EXERCISE INPUT>

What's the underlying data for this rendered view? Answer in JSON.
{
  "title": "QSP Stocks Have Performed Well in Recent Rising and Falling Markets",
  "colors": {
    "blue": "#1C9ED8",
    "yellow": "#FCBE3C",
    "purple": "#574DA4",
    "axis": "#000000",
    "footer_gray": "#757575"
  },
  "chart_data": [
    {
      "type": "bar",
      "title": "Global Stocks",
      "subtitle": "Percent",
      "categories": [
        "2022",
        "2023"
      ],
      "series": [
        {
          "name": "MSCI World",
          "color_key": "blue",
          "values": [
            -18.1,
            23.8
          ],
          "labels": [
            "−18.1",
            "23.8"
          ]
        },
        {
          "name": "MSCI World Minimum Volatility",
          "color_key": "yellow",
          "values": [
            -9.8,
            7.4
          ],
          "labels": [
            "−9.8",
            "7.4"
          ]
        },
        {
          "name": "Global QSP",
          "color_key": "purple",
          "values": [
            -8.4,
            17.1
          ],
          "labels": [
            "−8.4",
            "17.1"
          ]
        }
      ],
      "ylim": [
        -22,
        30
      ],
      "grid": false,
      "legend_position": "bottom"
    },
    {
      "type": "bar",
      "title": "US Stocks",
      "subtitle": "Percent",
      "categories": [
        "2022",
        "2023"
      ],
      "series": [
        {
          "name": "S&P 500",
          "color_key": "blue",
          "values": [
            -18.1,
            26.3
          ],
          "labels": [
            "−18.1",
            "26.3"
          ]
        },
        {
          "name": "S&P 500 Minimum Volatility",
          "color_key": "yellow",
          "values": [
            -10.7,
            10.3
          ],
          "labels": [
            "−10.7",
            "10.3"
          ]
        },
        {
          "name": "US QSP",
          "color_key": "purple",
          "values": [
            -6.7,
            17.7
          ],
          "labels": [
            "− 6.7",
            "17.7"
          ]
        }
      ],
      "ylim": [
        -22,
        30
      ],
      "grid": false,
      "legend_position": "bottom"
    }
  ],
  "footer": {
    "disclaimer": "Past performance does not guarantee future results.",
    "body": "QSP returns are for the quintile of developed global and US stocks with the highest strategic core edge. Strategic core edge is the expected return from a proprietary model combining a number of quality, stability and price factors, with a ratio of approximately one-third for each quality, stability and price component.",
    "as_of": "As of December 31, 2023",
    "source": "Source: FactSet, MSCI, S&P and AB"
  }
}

STATED TASK>
Exact copies of all the records are required.

THE RESULT>
What's the underlying data for this rendered view? Answer in JSON.
{
  "title": "QSP Stocks Have Performed Well in Recent Rising and Falling Markets",
  "colors": {
    "blue": "#1C9ED8",
    "yellow": "#FCBE3C",
    "purple": "#574DA4",
    "axis": "#000000",
    "footer_gray": "#757575"
  },
  "chart_data": [
    {
      "type": "bar",
      "title": "Global Stocks",
      "subtitle": "Percent",
      "categories": [
        "2022",
        "2023"
      ],
      "series": [
        {
          "name": "MSCI World",
          "color_key": "blue",
          "values": [
            -18.1,
            23.8
          ],
          "labels": [
            "−18.1",
            "23.8"
          ]
        },
        {
          "name": "MSCI World Minimum Volatility",
          "color_key": "yellow",
          "values": [
            -9.8,
            7.4
          ],
          "labels": [
            "−9.8",
            "7.4"
          ]
        },
        {
          "name": "Global QSP",
          "color_key": "purple",
          "values": [
            -8.4,
            17.1
          ],
          "labels": [
            "−8.4",
            "17.1"
          ]
        }
      ],
      "ylim": [
        -22,
        30
      ],
      "grid": false,
      "legend_position": "bottom"
    },
    {
      "type": "bar",
      "title": "US Stocks",
      "subtitle": "Percent",
      "categories": [
        "2022",
        "2023"
      ],
      "series": [
        {
          "name": "S&P 500",
          "color_key": "blue",
          "values": [
            -18.1,
            26.3
          ],
          "labels": [
            "−18.1",
            "26.3"
          ]
        },
        {
          "name": "S&P 500 Minimum Volatility",
          "color_key": "yellow",
          "values": [
            -10.7,
            10.3
          ],
          "labels": [
            "−10.7",
            "10.3"
          ]
        },
        {
          "name": "US QSP",
          "color_key": "purple",
          "values": [
            -6.7,
            17.7
          ],
          "labels": [
            "− 6.7",
            "17.7"
          ]
        }
      ],
      "ylim": [
        -22,
        30
      ],
      "grid": false,
      "legend_position": "bottom"
    }
  ],
  "footer": {
    "disclaimer": "Past performance does not guarantee future results.",
    "body": "QSP returns are for the quintile of developed global and US stocks with the highest strategic core edge. Strategic core edge is the expected return from a proprietary model combining a number of quality, stability and price factors, with a ratio of approximately one-third for each quality, stability and price component.",
    "as_of": "As of December 31, 2023",
    "source": "Source: FactSet, MSCI, S&P and AB"
  }
}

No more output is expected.